JOB:
Once the pictures are set aside, transcribe the remaining data exactly.
-- -- --
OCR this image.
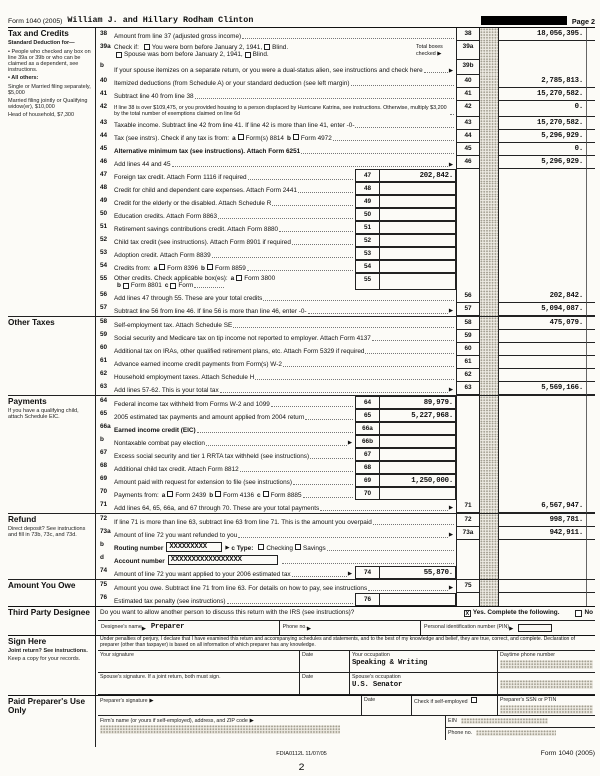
Form 1040 (2005) William J. and Hillary Rodham Clinton	Page 2
Tax and Credits
Standard Deduction for—
• People who checked any box on line 39a or 39b or who can be claimed as a dependent, see instructions.
• All others:
Single or Married filing separately, $5,000
Married filing jointly or Qualifying widow(er), $10,000
Head of household, $7,300
38
Amount from line 37 (adjusted gross income)	38	18,056,395.
39a Check if: You were born before January 2, 1941, Blind.
Spouse was born before January 2, 1941, Blind.
Total boxes
checked ▶
39a
b
If your spouse itemizes on a separate return, or you were a dual-status alien, see instructions and check here	▶
39b
40
Itemized deductions (from Schedule A) or your standard deduction (see left margin)	40	2,785,813.
41
Subtract line 40 from line 38	41	15,270,582.
42	If line 38 is over $109,475, or you provided housing to a person displaced by Hurricane Katrina, see instructions. Otherwise, multiply $3,200 by the total number of exemptions claimed on line 6d
42	0.
43
Taxable income. Subtract line 42 from line 41. If line 42 is more than line 41, enter -0-	43	15,270,582.
44
Tax (see instrs). Check if any tax is from: a Form(s) 8814 b Form 4972	44	5,296,929.
45
Alternative minimum tax (see instructions). Attach Form 6251	45	0.
46
Add lines 44 and 45	▶	46	5,296,929.
47
Foreign tax credit. Attach Form 1116 if required	47	202,842.
48
Credit for child and dependent care expenses. Attach Form 2441	48
49
Credit for the elderly or the disabled. Attach Schedule R	49
50
Education credits. Attach Form 8863	50
51
Retirement savings contributions credit. Attach Form 8880	51
52
Child tax credit (see instructions). Attach Form 8901 if required	52
53
Adoption credit. Attach Form 8839	53
54
Credits from: a Form 8396 b Form 8859	54
55	Other credits. Check applicable box(es): a Form 3800
b Form 8801 c Form
55
56
Add lines 47 through 55. These are your total credits	56	202,842.
57
Subtract line 56 from line 46. If line 56 is more than line 46, enter -0-	▶	57	5,094,087.
Other Taxes	58
Self-employment tax. Attach Schedule SE	58	475,079.
59
Social security and Medicare tax on tip income not reported to employer. Attach Form 4137	59
60
Additional tax on IRAs, other qualified retirement plans, etc. Attach Form 5329 if required	60
61
Advance earned income credit payments from Form(s) W-2	61
62
Household employment taxes. Attach Schedule H	62
63
Add lines 57-62. This is your total tax	▶	63	5,569,166.
Payments
If you have a qualifying child, attach Schedule EIC.
64
Federal income tax withheld from Forms W-2 and 1099	64	89,979.
65
2005 estimated tax payments and amount applied from 2004 return	65	5,227,968.
66a
Earned income credit (EIC)	66a
b
Nontaxable combat pay election	▶	66b
67
Excess social security and tier 1 RRTA tax withheld (see instructions)	67
68
Additional child tax credit. Attach Form 8812	68
69
Amount paid with request for extension to file (see instructions)	69	1,250,000.
70
Payments from: a Form 2439 b Form 4136 c Form 8885	70
71
Add lines 64, 65, 66a, and 67 through 70. These are your total payments	▶	71	6,567,947.
Refund
Direct deposit? See instructions and fill in 73b, 73c, and 73d.
72
If line 71 is more than line 63, subtract line 63 from line 71. This is the amount you overpaid	72	998,781.
73a
Amount of line 72 you want refunded to you	▶	73a	942,911.
b
Routing number XXXXXXXXX	▶ c Type: Checking Savings
d
Account number XXXXXXXXXXXXXXXXX
74
Amount of line 72 you want applied to your 2006 estimated tax	▶	74	55,870.
Amount You Owe	75
Amount you owe. Subtract line 71 from line 63. For details on how to pay, see instructions	▶	75
76
Estimated tax penalty (see instructions)	76
Third Party Designee	Do you want to allow another person to discuss this return with the IRS (see instructions)?	X Yes. Complete the following.	No
Designee's name ▶ Preparer	Phone no. ▶	Personal identification number (PIN) ▶
Sign Here
Joint return? See instructions.
Keep a copy for your records.
Under penalties of perjury, I declare that I have examined this return and accompanying schedules and statements, and to the best of my knowledge and belief, they are true, correct, and complete. Declaration of preparer (other than taxpayer) is based on all information of which preparer has any knowledge.
Your signature	Date	Your occupation
Speaking & Writing
Daytime phone number
Spouse's signature. If a joint return, both must sign.	Date	Spouse's occupation
U.S. Senator
Paid Preparer's Use Only
Preparer's signature ▶	Date	Check if self-employed	Preparer's SSN or PTIN
Firm's name (or yours if self-employed), address, and ZIP code ▶	EIN
Phone no.
FDIA0112L 11/07/05	Form 1040 (2005)
2
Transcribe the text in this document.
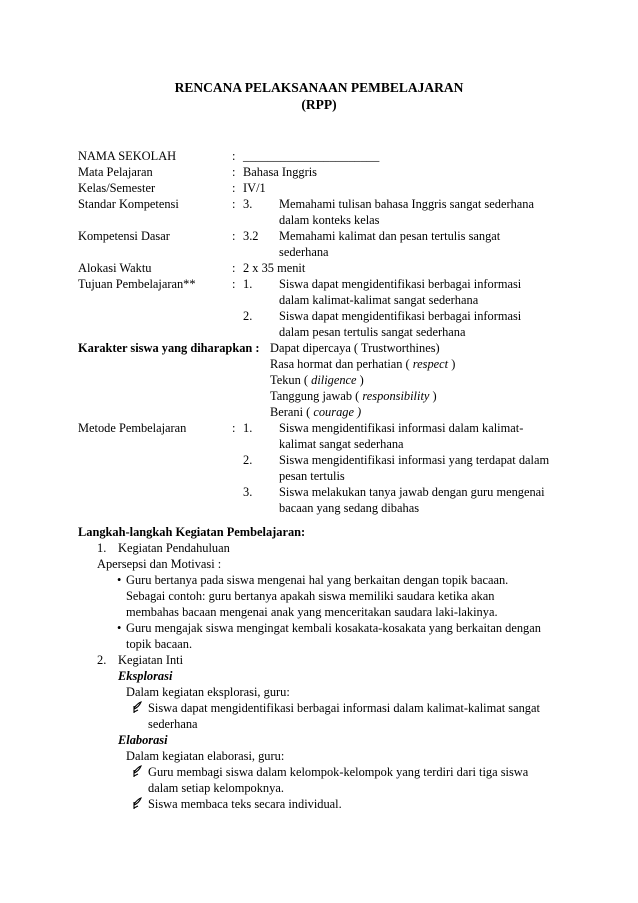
RENCANA PELAKSANAAN PEMBELAJARAN
(RPP)
NAMA SEKOLAH	: ______________________
Mata Pelajaran	: Bahasa Inggris
Kelas/Semester	: IV/1
Standar Kompetensi	: 3. Memahami tulisan bahasa Inggris sangat sederhana
dalam konteks kelas
Kompetensi Dasar	: 3.2 Memahami kalimat dan pesan tertulis sangat
sederhana
Alokasi Waktu	: 2 x 35 menit
Tujuan Pembelajaran**	: 1. Siswa dapat mengidentifikasi berbagai informasi
dalam kalimat-kalimat sangat sederhana
2. Siswa dapat mengidentifikasi berbagai informasi
dalam pesan tertulis sangat sederhana
Karakter siswa yang diharapkan : Dapat dipercaya ( Trustworthines)
Rasa hormat dan perhatian ( respect )
Tekun ( diligence )
Tanggung jawab ( responsibility )
Berani ( courage )
Metode Pembelajaran	: 1. Siswa mengidentifikasi informasi dalam kalimat-
kalimat sangat sederhana
2. Siswa mengidentifikasi informasi yang terdapat dalam
pesan tertulis
3. Siswa melakukan tanya jawab dengan guru mengenai
bacaan yang sedang dibahas
Langkah-langkah Kegiatan Pembelajaran:
1. Kegiatan Pendahuluan
Apersepsi dan Motivasi :
• Guru bertanya pada siswa mengenai hal yang berkaitan dengan topik bacaan.
Sebagai contoh: guru bertanya apakah siswa memiliki saudara ketika akan
membahas bacaan mengenai anak yang menceritakan saudara laki-lakinya.
• Guru mengajak siswa mengingat kembali kosakata-kosakata yang berkaitan dengan
topik bacaan.
2. Kegiatan Inti
Eksplorasi
Dalam kegiatan eksplorasi, guru:
Siswa dapat mengidentifikasi berbagai informasi dalam kalimat-kalimat sangat
sederhana
Elaborasi
Dalam kegiatan elaborasi, guru:
Guru membagi siswa dalam kelompok-kelompok yang terdiri dari tiga siswa
dalam setiap kelompoknya.
Siswa membaca teks secara individual.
-- -- --
EXERCISE RESPONSE:
OCR this image.
Form 1040 (2005) William J. and Hillary Rodham Clinton	Page 2
Tax and Credits
Standard Deduction for—
• People who checked any box on line 39a or 39b or who can be claimed as a dependent, see instructions.
• All others:
Single or Married filing separately, $5,000
Married filing jointly or Qualifying widow(er), $10,000
Head of household, $7,300
38
Amount from line 37 (adjusted gross income)	38	18,056,395.
39a Check if: You were born before January 2, 1941, Blind.
Spouse was born before January 2, 1941, Blind.
Total boxes
checked ▶
39a
b
If your spouse itemizes on a separate return, or you were a dual-status alien, see instructions and check here	▶
39b
40
Itemized deductions (from Schedule A) or your standard deduction (see left margin)	40	2,785,813.
41
Subtract line 40 from line 38	41	15,270,582.
42	If line 38 is over $109,475, or you provided housing to a person displaced by Hurricane Katrina, see instructions. Otherwise, multiply $3,200 by the total number of exemptions claimed on line 6d
42	0.
43
Taxable income. Subtract line 42 from line 41. If line 42 is more than line 41, enter -0-	43	15,270,582.
44
Tax (see instrs). Check if any tax is from: a Form(s) 8814 b Form 4972	44	5,296,929.
45
Alternative minimum tax (see instructions). Attach Form 6251	45	0.
46
Add lines 44 and 45	▶	46	5,296,929.
47
Foreign tax credit. Attach Form 1116 if required	47	202,842.
48
Credit for child and dependent care expenses. Attach Form 2441	48
49
Credit for the elderly or the disabled. Attach Schedule R	49
50
Education credits. Attach Form 8863	50
51
Retirement savings contributions credit. Attach Form 8880	51
52
Child tax credit (see instructions). Attach Form 8901 if required	52
53
Adoption credit. Attach Form 8839	53
54
Credits from: a Form 8396 b Form 8859	54
55	Other credits. Check applicable box(es): a Form 3800
b Form 8801 c Form
55
56
Add lines 47 through 55. These are your total credits	56	202,842.
57
Subtract line 56 from line 46. If line 56 is more than line 46, enter -0-	▶	57	5,094,087.
Other Taxes	58
Self-employment tax. Attach Schedule SE	58	475,079.
59
Social security and Medicare tax on tip income not reported to employer. Attach Form 4137	59
60
Additional tax on IRAs, other qualified retirement plans, etc. Attach Form 5329 if required	60
61
Advance earned income credit payments from Form(s) W-2	61
62
Household employment taxes. Attach Schedule H	62
63
Add lines 57-62. This is your total tax	▶	63	5,569,166.
Payments
If you have a qualifying child, attach Schedule EIC.
64
Federal income tax withheld from Forms W-2 and 1099	64	89,979.
65
2005 estimated tax payments and amount applied from 2004 return	65	5,227,968.
66a
Earned income credit (EIC)	66a
b
Nontaxable combat pay election	▶	66b
67
Excess social security and tier 1 RRTA tax withheld (see instructions)	67
68
Additional child tax credit. Attach Form 8812	68
69
Amount paid with request for extension to file (see instructions)	69	1,250,000.
70
Payments from: a Form 2439 b Form 4136 c Form 8885	70
71
Add lines 64, 65, 66a, and 67 through 70. These are your total payments	▶	71	6,567,947.
Refund
Direct deposit? See instructions and fill in 73b, 73c, and 73d.
72
If line 71 is more than line 63, subtract line 63 from line 71. This is the amount you overpaid	72	998,781.
73a
Amount of line 72 you want refunded to you	▶	73a	942,911.
b
Routing number XXXXXXXXX	▶ c Type: Checking Savings
d
Account number XXXXXXXXXXXXXXXXX
74
Amount of line 72 you want applied to your 2006 estimated tax	▶	74	55,870.
Amount You Owe	75
Amount you owe. Subtract line 71 from line 63. For details on how to pay, see instructions	▶	75
76
Estimated tax penalty (see instructions)	76
Third Party Designee	Do you want to allow another person to discuss this return with the IRS (see instructions)?	X Yes. Complete the following.	No
Designee's name ▶ Preparer	Phone no. ▶	Personal identification number (PIN) ▶
Sign Here
Joint return? See instructions.
Keep a copy for your records.
Under penalties of perjury, I declare that I have examined this return and accompanying schedules and statements, and to the best of my knowledge and belief, they are true, correct, and complete. Declaration of preparer (other than taxpayer) is based on all information of which preparer has any knowledge.
Your signature	Date	Your occupation
Speaking & Writing
Daytime phone number
Spouse's signature. If a joint return, both must sign.	Date	Spouse's occupation
U.S. Senator
Paid Preparer's Use Only
Preparer's signature ▶	Date	Check if self-employed	Preparer's SSN or PTIN
Firm's name (or yours if self-employed), address, and ZIP code ▶	EIN
Phone no.
FDIA0112L 11/07/05	Form 1040 (2005)
2
Transcribe the text in this document.
RENCANA PELAKSANAAN PEMBELAJARAN
(RPP)
NAMA SEKOLAH	: ______________________
Mata Pelajaran	: Bahasa Inggris
Kelas/Semester	: IV/1
Standar Kompetensi	: 3. Memahami tulisan bahasa Inggris sangat sederhana
dalam konteks kelas
Kompetensi Dasar	: 3.2 Memahami kalimat dan pesan tertulis sangat
sederhana
Alokasi Waktu	: 2 x 35 menit
Tujuan Pembelajaran**	: 1. Siswa dapat mengidentifikasi berbagai informasi
dalam kalimat-kalimat sangat sederhana
2. Siswa dapat mengidentifikasi berbagai informasi
dalam pesan tertulis sangat sederhana
Karakter siswa yang diharapkan : Dapat dipercaya ( Trustworthines)
Rasa hormat dan perhatian ( respect )
Tekun ( diligence )
Tanggung jawab ( responsibility )
Berani ( courage )
Metode Pembelajaran	: 1. Siswa mengidentifikasi informasi dalam kalimat-
kalimat sangat sederhana
2. Siswa mengidentifikasi informasi yang terdapat dalam
pesan tertulis
3. Siswa melakukan tanya jawab dengan guru mengenai
bacaan yang sedang dibahas
Langkah-langkah Kegiatan Pembelajaran:
1. Kegiatan Pendahuluan
Apersepsi dan Motivasi :
• Guru bertanya pada siswa mengenai hal yang berkaitan dengan topik bacaan.
Sebagai contoh: guru bertanya apakah siswa memiliki saudara ketika akan
membahas bacaan mengenai anak yang menceritakan saudara laki-lakinya.
• Guru mengajak siswa mengingat kembali kosakata-kosakata yang berkaitan dengan
topik bacaan.
2. Kegiatan Inti
Eksplorasi
Dalam kegiatan eksplorasi, guru:
Siswa dapat mengidentifikasi berbagai informasi dalam kalimat-kalimat sangat
sederhana
Elaborasi
Dalam kegiatan elaborasi, guru:
Guru membagi siswa dalam kelompok-kelompok yang terdiri dari tiga siswa
dalam setiap kelompoknya.
Siswa membaca teks secara individual.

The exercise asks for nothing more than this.